*Problem details*. Copy out all lines carrying the word "JSON".

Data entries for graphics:
○ ○ ○ ○

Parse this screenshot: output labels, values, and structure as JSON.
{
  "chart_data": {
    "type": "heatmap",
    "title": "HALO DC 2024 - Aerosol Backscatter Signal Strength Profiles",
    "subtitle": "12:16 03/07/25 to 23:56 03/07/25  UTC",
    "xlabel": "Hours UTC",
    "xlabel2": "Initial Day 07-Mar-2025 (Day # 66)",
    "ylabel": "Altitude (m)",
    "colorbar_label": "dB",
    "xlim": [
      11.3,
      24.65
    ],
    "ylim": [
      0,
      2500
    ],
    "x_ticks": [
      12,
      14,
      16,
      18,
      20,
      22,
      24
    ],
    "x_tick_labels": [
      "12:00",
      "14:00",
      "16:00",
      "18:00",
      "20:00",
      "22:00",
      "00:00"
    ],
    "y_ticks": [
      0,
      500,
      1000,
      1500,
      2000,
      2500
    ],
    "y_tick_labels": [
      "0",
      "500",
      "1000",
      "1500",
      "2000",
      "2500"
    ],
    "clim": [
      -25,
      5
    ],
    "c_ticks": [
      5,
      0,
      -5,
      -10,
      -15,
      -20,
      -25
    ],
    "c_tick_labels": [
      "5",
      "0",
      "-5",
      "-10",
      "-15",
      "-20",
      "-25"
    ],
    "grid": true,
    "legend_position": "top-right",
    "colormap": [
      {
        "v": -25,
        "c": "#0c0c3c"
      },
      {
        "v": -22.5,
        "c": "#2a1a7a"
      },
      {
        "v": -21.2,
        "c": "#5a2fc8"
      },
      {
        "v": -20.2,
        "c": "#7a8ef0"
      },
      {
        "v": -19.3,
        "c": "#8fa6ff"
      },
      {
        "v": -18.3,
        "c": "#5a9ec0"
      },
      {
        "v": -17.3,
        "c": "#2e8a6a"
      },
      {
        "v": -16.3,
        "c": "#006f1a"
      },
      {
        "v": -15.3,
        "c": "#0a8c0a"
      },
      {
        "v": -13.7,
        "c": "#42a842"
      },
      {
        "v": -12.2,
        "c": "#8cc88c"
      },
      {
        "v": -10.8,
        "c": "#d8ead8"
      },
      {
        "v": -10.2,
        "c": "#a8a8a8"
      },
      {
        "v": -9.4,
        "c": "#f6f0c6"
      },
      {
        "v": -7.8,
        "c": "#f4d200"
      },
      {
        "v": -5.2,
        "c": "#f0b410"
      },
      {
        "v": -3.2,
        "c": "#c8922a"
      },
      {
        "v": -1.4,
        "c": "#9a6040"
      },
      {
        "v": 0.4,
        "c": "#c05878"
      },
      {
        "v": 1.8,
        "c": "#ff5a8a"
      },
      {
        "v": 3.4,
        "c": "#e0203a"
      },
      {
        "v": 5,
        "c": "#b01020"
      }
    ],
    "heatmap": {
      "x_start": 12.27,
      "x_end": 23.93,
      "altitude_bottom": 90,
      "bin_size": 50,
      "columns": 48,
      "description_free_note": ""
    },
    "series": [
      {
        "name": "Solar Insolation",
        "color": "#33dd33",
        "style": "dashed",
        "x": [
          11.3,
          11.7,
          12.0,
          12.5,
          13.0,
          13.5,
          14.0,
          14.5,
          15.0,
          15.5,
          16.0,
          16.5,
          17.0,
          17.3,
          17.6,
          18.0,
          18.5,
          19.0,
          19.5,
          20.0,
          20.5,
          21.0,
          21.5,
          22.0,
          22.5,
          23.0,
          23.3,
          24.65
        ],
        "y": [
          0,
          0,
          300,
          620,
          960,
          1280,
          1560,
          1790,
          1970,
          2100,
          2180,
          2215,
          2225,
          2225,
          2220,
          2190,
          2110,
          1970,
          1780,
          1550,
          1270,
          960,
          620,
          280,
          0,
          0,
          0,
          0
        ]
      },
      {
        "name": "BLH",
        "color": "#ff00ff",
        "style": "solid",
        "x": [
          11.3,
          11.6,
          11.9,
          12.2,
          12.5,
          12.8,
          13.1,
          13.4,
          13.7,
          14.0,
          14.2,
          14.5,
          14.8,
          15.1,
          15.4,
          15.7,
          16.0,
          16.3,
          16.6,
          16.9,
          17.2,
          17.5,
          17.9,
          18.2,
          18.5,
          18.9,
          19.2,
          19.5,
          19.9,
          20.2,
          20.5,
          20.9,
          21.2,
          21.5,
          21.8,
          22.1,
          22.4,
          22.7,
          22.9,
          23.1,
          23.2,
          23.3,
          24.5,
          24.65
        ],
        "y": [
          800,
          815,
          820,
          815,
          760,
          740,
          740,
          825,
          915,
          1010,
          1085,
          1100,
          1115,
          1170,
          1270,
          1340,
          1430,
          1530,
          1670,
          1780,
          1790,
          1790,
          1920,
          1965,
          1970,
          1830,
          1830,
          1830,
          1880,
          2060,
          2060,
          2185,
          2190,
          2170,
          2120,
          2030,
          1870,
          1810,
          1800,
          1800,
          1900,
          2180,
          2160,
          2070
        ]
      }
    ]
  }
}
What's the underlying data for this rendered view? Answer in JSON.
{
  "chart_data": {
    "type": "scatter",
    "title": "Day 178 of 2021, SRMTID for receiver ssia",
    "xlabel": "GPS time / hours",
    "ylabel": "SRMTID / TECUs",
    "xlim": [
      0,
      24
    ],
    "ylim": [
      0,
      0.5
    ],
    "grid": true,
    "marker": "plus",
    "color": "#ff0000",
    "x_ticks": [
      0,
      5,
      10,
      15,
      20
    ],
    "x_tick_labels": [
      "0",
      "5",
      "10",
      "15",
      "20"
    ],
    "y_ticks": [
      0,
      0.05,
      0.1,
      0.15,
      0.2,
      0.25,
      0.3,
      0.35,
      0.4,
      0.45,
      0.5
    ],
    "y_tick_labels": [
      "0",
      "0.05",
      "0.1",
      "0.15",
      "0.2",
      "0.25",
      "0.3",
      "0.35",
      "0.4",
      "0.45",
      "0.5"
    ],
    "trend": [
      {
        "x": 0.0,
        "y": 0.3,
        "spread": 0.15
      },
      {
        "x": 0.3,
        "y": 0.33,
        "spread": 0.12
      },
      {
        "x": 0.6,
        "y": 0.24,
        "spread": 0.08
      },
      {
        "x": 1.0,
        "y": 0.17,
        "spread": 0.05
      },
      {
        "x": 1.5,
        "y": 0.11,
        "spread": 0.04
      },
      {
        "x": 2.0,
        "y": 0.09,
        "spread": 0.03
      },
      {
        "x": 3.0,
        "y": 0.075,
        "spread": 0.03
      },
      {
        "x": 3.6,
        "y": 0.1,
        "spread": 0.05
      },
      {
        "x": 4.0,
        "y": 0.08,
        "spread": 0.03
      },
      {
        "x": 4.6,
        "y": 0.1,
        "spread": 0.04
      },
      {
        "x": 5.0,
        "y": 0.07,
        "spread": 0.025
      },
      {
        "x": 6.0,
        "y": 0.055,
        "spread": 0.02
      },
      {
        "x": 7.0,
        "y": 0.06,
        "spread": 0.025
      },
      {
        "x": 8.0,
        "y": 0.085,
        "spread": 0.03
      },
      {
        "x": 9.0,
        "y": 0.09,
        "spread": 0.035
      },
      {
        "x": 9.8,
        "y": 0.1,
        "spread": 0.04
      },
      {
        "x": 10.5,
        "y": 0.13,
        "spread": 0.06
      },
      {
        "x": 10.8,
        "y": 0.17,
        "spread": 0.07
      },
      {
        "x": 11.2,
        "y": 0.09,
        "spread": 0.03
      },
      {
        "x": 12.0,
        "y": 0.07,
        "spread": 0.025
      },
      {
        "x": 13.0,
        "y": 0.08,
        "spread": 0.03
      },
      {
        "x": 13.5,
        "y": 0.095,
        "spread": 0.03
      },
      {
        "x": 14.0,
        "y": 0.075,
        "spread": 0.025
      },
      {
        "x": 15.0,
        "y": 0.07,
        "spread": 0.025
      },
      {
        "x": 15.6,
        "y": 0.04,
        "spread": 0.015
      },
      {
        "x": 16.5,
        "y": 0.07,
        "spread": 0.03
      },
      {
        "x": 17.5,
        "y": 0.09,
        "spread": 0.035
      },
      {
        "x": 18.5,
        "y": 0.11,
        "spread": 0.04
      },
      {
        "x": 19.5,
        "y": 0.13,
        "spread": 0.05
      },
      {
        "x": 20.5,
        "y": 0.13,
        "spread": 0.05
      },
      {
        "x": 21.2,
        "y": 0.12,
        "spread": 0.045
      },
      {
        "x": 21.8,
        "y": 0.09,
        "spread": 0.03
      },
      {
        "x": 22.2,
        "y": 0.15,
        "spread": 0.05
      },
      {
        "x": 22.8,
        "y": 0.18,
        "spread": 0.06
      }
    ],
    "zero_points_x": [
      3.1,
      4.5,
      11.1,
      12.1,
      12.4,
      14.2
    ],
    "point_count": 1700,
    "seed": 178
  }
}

○ ○ ○ ○

*Worked answer*.
Parse this screenshot: output labels, values, and structure as JSON.
What's the underlying data for this rendered view? Answer in JSON.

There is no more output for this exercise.